Examine each line of the data. Copy those that contain the string "this".
+ + + +
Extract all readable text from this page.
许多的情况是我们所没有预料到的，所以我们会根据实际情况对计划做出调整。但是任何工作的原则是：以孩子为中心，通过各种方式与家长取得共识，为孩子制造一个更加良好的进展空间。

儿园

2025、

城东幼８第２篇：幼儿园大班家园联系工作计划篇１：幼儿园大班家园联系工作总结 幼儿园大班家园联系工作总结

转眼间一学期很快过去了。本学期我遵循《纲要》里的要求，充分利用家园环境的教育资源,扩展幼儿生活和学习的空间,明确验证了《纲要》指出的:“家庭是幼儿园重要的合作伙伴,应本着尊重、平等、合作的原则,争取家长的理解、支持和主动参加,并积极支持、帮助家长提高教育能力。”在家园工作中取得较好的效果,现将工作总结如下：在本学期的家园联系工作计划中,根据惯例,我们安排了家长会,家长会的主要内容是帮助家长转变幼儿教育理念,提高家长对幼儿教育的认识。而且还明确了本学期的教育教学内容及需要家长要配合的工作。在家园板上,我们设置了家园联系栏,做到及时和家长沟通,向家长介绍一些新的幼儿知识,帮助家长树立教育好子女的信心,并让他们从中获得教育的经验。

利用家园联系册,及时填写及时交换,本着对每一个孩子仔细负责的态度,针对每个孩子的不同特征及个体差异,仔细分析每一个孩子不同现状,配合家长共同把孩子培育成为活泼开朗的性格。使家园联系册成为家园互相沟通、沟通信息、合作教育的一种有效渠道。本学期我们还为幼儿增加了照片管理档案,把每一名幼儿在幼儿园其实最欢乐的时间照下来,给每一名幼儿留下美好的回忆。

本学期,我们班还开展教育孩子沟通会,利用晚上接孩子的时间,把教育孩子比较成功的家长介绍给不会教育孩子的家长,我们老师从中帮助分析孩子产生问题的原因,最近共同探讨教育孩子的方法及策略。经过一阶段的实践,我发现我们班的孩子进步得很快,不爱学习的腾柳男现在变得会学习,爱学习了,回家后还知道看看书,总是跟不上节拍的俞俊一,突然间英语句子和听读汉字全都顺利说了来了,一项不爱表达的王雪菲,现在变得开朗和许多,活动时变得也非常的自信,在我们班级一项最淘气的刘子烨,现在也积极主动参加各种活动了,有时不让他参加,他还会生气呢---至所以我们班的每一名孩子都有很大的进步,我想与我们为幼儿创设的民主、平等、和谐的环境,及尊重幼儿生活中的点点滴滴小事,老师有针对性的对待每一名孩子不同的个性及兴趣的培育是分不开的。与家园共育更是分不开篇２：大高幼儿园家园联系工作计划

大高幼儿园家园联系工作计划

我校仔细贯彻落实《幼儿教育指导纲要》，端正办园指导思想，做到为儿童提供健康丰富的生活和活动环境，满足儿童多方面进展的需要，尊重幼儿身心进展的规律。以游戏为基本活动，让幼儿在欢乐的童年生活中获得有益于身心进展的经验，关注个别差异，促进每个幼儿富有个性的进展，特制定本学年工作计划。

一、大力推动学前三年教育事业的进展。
+ + + +
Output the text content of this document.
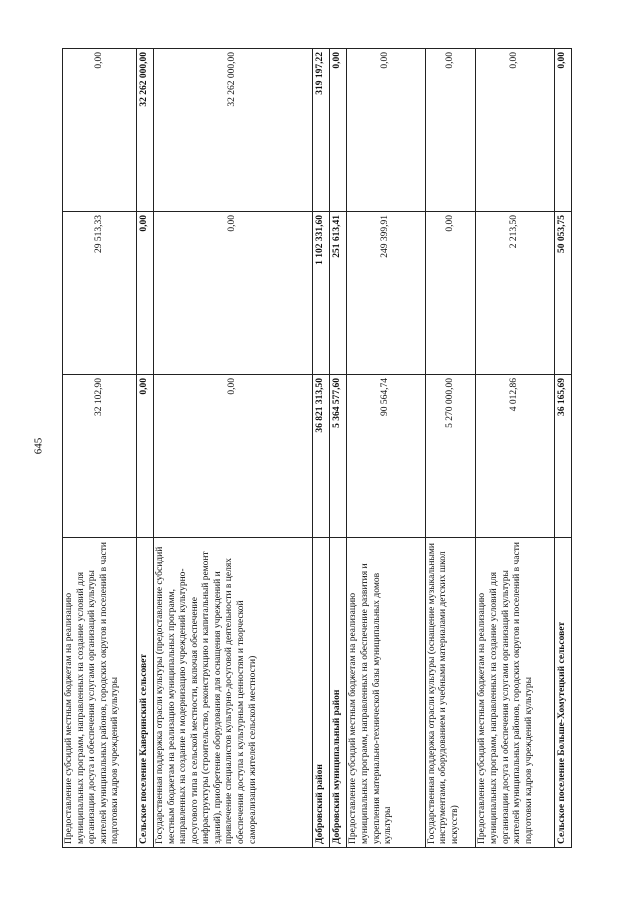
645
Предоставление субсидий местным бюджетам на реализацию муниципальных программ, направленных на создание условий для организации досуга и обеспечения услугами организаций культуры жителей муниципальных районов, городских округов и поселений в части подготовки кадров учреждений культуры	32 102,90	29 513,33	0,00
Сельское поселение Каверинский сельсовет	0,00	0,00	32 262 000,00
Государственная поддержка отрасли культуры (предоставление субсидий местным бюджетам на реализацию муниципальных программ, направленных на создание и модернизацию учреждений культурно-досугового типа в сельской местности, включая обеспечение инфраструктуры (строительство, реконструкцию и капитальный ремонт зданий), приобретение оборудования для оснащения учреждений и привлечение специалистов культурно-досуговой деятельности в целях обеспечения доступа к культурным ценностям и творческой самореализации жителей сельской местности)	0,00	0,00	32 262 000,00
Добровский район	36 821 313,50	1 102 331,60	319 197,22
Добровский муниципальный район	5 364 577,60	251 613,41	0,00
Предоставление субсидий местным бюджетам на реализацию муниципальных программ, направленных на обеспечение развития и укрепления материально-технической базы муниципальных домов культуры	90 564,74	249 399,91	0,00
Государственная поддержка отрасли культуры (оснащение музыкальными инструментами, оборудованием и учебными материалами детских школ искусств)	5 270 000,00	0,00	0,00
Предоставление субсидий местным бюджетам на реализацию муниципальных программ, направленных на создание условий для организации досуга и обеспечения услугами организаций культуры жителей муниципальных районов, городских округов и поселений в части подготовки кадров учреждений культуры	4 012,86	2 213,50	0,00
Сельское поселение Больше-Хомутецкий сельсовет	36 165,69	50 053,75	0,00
+ + + +
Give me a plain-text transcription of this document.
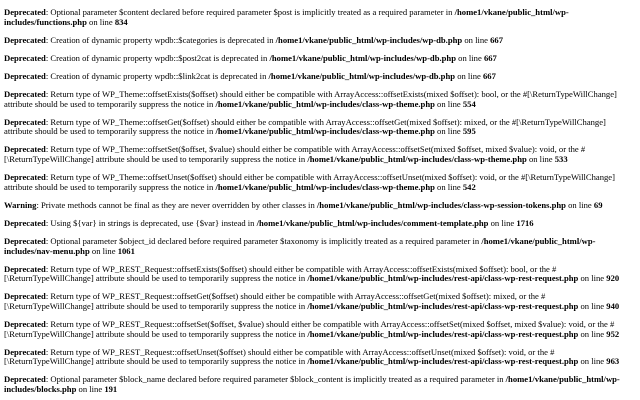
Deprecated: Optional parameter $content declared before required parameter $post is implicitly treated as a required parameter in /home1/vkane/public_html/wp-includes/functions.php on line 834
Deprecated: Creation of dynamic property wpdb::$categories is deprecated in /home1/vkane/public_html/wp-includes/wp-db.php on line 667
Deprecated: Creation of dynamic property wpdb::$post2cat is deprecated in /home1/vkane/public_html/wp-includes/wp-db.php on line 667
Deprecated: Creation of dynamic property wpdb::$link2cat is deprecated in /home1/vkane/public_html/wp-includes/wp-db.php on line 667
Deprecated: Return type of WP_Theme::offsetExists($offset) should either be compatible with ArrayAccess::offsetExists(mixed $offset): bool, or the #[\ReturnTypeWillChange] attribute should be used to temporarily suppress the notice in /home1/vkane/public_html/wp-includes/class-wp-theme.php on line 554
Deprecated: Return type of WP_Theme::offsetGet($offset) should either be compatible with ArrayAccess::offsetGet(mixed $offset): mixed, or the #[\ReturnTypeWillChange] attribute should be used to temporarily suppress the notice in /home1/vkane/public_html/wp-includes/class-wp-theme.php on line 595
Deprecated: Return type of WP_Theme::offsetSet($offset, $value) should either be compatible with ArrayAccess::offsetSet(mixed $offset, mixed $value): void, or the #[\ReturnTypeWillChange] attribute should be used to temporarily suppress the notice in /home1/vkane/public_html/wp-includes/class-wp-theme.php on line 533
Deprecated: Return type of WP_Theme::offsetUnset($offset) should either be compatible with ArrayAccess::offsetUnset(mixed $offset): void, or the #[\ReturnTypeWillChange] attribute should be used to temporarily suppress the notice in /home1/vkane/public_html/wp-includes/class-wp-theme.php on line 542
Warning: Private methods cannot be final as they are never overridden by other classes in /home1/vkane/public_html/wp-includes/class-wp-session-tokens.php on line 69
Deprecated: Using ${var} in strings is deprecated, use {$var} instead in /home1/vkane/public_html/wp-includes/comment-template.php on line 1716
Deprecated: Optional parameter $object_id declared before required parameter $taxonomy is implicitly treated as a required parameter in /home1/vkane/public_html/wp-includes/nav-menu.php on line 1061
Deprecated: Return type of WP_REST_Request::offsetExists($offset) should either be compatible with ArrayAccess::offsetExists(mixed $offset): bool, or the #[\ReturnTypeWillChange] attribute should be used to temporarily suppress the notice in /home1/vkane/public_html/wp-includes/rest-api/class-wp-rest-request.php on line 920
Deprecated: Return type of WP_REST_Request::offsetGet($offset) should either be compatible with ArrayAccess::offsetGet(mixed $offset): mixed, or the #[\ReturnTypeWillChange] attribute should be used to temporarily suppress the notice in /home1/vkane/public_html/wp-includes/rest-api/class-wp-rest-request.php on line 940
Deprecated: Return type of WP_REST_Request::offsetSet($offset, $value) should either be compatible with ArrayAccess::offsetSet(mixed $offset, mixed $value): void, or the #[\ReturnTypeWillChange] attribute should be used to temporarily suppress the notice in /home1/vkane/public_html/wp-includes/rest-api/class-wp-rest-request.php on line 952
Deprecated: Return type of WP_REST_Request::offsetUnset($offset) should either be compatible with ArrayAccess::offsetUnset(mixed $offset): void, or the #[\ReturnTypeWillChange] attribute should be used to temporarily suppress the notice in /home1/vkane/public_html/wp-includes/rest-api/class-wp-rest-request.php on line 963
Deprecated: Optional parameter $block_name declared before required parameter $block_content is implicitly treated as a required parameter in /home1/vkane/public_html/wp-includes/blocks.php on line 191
+ + + +
_Answer below_
Extract all readable text from this page.
Output the text content of this document.
Give me a plain-text transcription of this document.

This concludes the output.